>> BEGIN RECORDED INFORMATION

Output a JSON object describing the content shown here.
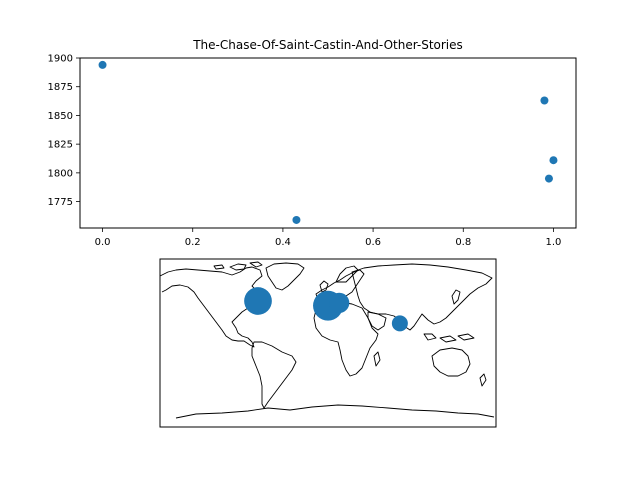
{
  "chart_data": [
    {
      "type": "scatter",
      "title": "The-Chase-Of-Saint-Castin-And-Other-Stories",
      "xlabel": "",
      "ylabel": "",
      "xlim": [
        -0.05,
        1.05
      ],
      "ylim": [
        1752,
        1900
      ],
      "xticks": [
        0.0,
        0.2,
        0.4,
        0.6,
        0.8,
        1.0
      ],
      "xtick_labels": [
        "0.0",
        "0.2",
        "0.4",
        "0.6",
        "0.8",
        "1.0"
      ],
      "yticks": [
        1775,
        1800,
        1825,
        1850,
        1875,
        1900
      ],
      "ytick_labels": [
        "1775",
        "1800",
        "1825",
        "1850",
        "1875",
        "1900"
      ],
      "grid": false,
      "color": "#1f77b4",
      "points": [
        {
          "x": 0.0,
          "y": 1894
        },
        {
          "x": 0.43,
          "y": 1759
        },
        {
          "x": 0.98,
          "y": 1863
        },
        {
          "x": 0.99,
          "y": 1795
        },
        {
          "x": 1.0,
          "y": 1811
        }
      ]
    },
    {
      "type": "scatter",
      "map": "world",
      "projection": "plate-carree",
      "title": "",
      "color": "#1f77b4",
      "points": [
        {
          "lon": -75,
          "lat": 45,
          "weight": 3
        },
        {
          "lon": 0,
          "lat": 40,
          "weight": 3.5
        },
        {
          "lon": 12,
          "lat": 43,
          "weight": 1.6
        },
        {
          "lon": 77,
          "lat": 21,
          "weight": 1
        }
      ]
    }
  ]
}
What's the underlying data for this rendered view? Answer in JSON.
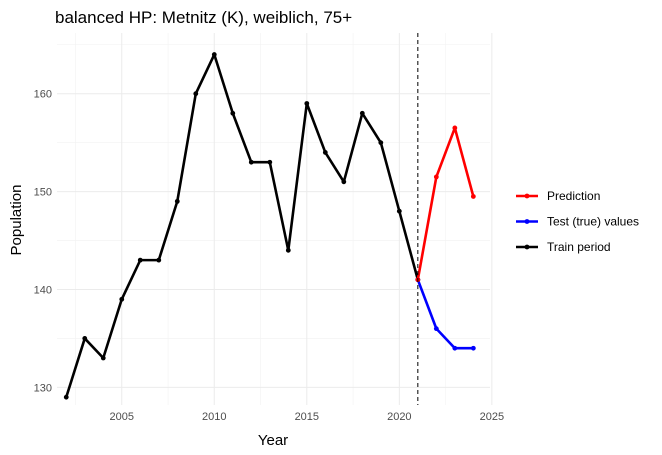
{
  "chart_data": {
    "type": "line",
    "title": "balanced HP: Metnitz (K), weiblich, 75+",
    "xlabel": "Year",
    "ylabel": "Population",
    "xlim": [
      2001.5,
      2024.9
    ],
    "ylim": [
      128.2,
      166.2
    ],
    "x_ticks": [
      2005,
      2010,
      2015,
      2020,
      2025
    ],
    "y_ticks": [
      130,
      140,
      150,
      160
    ],
    "grid": true,
    "legend_position": "right",
    "vline": {
      "x": 2021,
      "style": "dashed",
      "color": "#000000"
    },
    "series": [
      {
        "name": "Train period",
        "color": "#000000",
        "x": [
          2002,
          2003,
          2004,
          2005,
          2006,
          2007,
          2008,
          2009,
          2010,
          2011,
          2012,
          2013,
          2014,
          2015,
          2016,
          2017,
          2018,
          2019,
          2020,
          2021
        ],
        "y": [
          129,
          135,
          133,
          139,
          143,
          143,
          149,
          160,
          164,
          158,
          153,
          153,
          144,
          159,
          154,
          151,
          158,
          155,
          148,
          141
        ]
      },
      {
        "name": "Test (true) values",
        "color": "#0000ff",
        "x": [
          2021,
          2022,
          2023,
          2024
        ],
        "y": [
          141,
          136,
          134,
          134
        ]
      },
      {
        "name": "Prediction",
        "color": "#ff0000",
        "x": [
          2021,
          2022,
          2023,
          2024
        ],
        "y": [
          141,
          151.5,
          156.5,
          149.5
        ]
      }
    ],
    "legend": [
      "Prediction",
      "Test (true) values",
      "Train period"
    ]
  }
}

>> END RECORDED INFORMATION

• TASK OBJECTIVE:
Transcribe the records above exactly as they appear, leaving out any pictures.

• RIGHT ANSWER:
Output a JSON object describing the content shown here.
{
  "chart_data": [
    {
      "type": "scatter",
      "title": "The-Chase-Of-Saint-Castin-And-Other-Stories",
      "xlabel": "",
      "ylabel": "",
      "xlim": [
        -0.05,
        1.05
      ],
      "ylim": [
        1752,
        1900
      ],
      "xticks": [
        0.0,
        0.2,
        0.4,
        0.6,
        0.8,
        1.0
      ],
      "xtick_labels": [
        "0.0",
        "0.2",
        "0.4",
        "0.6",
        "0.8",
        "1.0"
      ],
      "yticks": [
        1775,
        1800,
        1825,
        1850,
        1875,
        1900
      ],
      "ytick_labels": [
        "1775",
        "1800",
        "1825",
        "1850",
        "1875",
        "1900"
      ],
      "grid": false,
      "color": "#1f77b4",
      "points": [
        {
          "x": 0.0,
          "y": 1894
        },
        {
          "x": 0.43,
          "y": 1759
        },
        {
          "x": 0.98,
          "y": 1863
        },
        {
          "x": 0.99,
          "y": 1795
        },
        {
          "x": 1.0,
          "y": 1811
        }
      ]
    },
    {
      "type": "scatter",
      "map": "world",
      "projection": "plate-carree",
      "title": "",
      "color": "#1f77b4",
      "points": [
        {
          "lon": -75,
          "lat": 45,
          "weight": 3
        },
        {
          "lon": 0,
          "lat": 40,
          "weight": 3.5
        },
        {
          "lon": 12,
          "lat": 43,
          "weight": 1.6
        },
        {
          "lon": 77,
          "lat": 21,
          "weight": 1
        }
      ]
    }
  ]
}
What's the underlying data for this rendered view? Answer in JSON.
{
  "chart_data": {
    "type": "line",
    "title": "balanced HP: Metnitz (K), weiblich, 75+",
    "xlabel": "Year",
    "ylabel": "Population",
    "xlim": [
      2001.5,
      2024.9
    ],
    "ylim": [
      128.2,
      166.2
    ],
    "x_ticks": [
      2005,
      2010,
      2015,
      2020,
      2025
    ],
    "y_ticks": [
      130,
      140,
      150,
      160
    ],
    "grid": true,
    "legend_position": "right",
    "vline": {
      "x": 2021,
      "style": "dashed",
      "color": "#000000"
    },
    "series": [
      {
        "name": "Train period",
        "color": "#000000",
        "x": [
          2002,
          2003,
          2004,
          2005,
          2006,
          2007,
          2008,
          2009,
          2010,
          2011,
          2012,
          2013,
          2014,
          2015,
          2016,
          2017,
          2018,
          2019,
          2020,
          2021
        ],
        "y": [
          129,
          135,
          133,
          139,
          143,
          143,
          149,
          160,
          164,
          158,
          153,
          153,
          144,
          159,
          154,
          151,
          158,
          155,
          148,
          141
        ]
      },
      {
        "name": "Test (true) values",
        "color": "#0000ff",
        "x": [
          2021,
          2022,
          2023,
          2024
        ],
        "y": [
          141,
          136,
          134,
          134
        ]
      },
      {
        "name": "Prediction",
        "color": "#ff0000",
        "x": [
          2021,
          2022,
          2023,
          2024
        ],
        "y": [
          141,
          151.5,
          156.5,
          149.5
        ]
      }
    ],
    "legend": [
      "Prediction",
      "Test (true) values",
      "Train period"
    ]
  }
}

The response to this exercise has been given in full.